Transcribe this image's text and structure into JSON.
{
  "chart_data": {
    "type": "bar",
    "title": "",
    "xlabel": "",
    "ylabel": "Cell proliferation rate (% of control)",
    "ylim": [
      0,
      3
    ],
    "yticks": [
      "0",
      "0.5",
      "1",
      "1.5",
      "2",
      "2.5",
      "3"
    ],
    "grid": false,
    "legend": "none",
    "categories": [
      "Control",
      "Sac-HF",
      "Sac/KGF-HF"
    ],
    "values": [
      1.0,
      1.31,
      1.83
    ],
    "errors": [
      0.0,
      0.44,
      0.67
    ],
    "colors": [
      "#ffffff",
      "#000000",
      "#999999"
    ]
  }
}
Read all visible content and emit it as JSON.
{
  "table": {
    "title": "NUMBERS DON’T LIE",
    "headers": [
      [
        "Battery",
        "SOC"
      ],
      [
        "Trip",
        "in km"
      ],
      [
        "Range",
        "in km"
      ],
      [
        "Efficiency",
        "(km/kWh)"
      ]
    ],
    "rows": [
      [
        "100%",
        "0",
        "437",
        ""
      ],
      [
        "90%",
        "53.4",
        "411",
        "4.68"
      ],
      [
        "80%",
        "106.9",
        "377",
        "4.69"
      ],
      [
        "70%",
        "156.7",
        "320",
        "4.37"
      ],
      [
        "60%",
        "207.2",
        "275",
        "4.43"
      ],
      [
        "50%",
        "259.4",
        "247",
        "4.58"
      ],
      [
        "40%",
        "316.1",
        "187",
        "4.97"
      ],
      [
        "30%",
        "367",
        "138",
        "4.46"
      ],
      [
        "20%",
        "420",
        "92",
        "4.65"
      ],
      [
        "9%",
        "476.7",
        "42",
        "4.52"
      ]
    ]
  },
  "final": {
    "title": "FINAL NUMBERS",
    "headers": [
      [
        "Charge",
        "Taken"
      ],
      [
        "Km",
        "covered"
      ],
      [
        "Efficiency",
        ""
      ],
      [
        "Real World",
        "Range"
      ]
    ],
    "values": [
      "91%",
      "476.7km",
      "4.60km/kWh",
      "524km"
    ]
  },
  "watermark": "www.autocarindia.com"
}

- - - - -

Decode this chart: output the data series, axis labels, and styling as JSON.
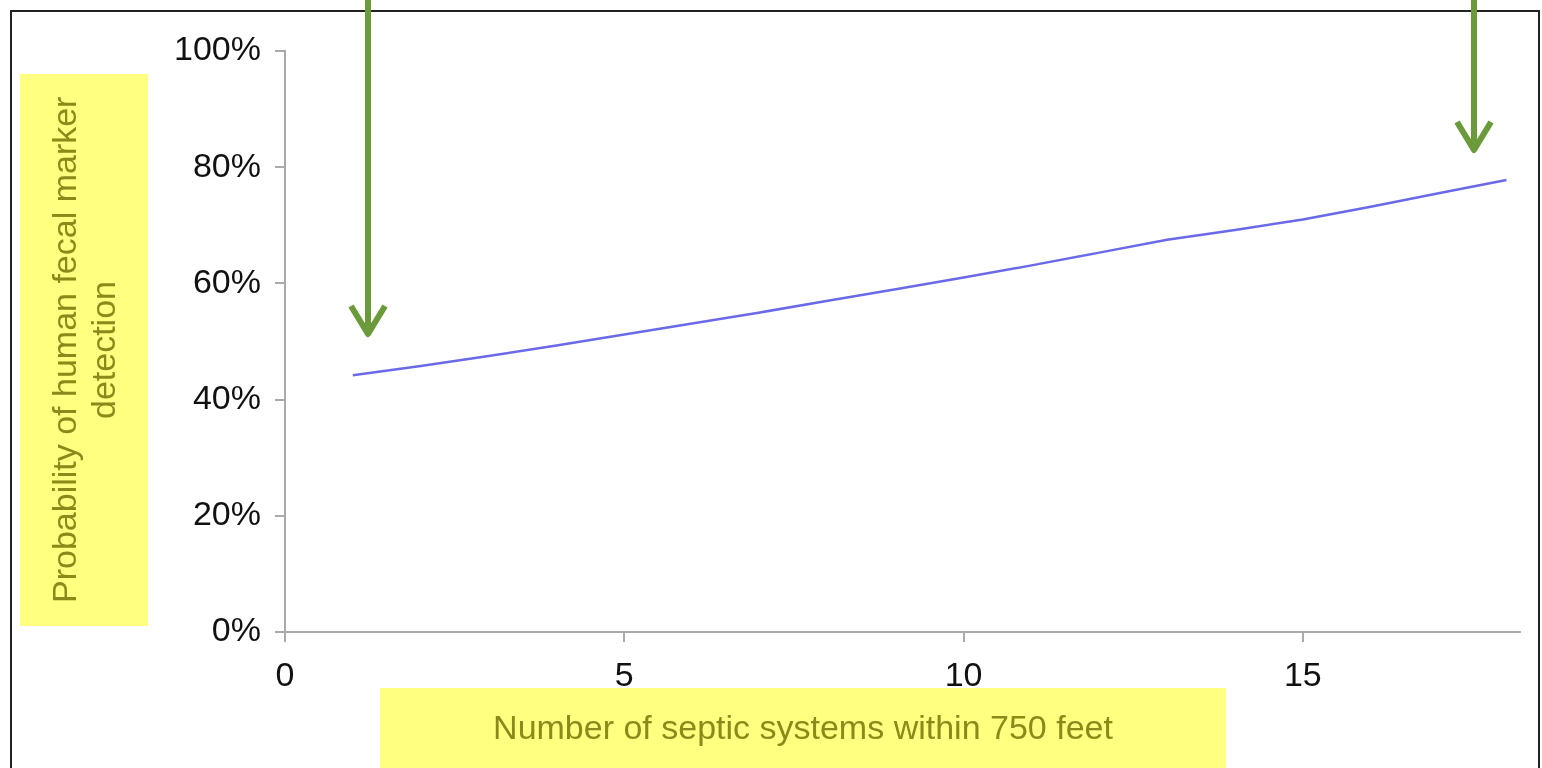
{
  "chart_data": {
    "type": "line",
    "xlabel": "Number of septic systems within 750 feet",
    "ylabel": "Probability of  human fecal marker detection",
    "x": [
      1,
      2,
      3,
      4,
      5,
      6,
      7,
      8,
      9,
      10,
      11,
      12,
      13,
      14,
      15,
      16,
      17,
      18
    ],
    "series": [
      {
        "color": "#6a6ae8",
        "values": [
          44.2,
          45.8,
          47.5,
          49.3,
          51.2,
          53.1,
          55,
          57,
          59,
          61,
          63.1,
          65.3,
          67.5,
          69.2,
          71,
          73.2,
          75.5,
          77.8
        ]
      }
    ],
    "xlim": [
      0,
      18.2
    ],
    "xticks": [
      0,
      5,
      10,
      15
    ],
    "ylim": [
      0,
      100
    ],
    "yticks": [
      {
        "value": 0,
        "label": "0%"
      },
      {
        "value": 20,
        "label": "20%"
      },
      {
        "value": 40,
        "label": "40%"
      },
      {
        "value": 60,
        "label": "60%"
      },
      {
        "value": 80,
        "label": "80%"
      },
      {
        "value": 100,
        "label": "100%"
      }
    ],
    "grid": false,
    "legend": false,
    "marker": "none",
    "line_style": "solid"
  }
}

- - - - -

## Requirement
Spot every line that holds "NUMBERS" and copy it.

## Solution for this task
    "title": "NUMBERS DON’T LIE",
    "title": "FINAL NUMBERS",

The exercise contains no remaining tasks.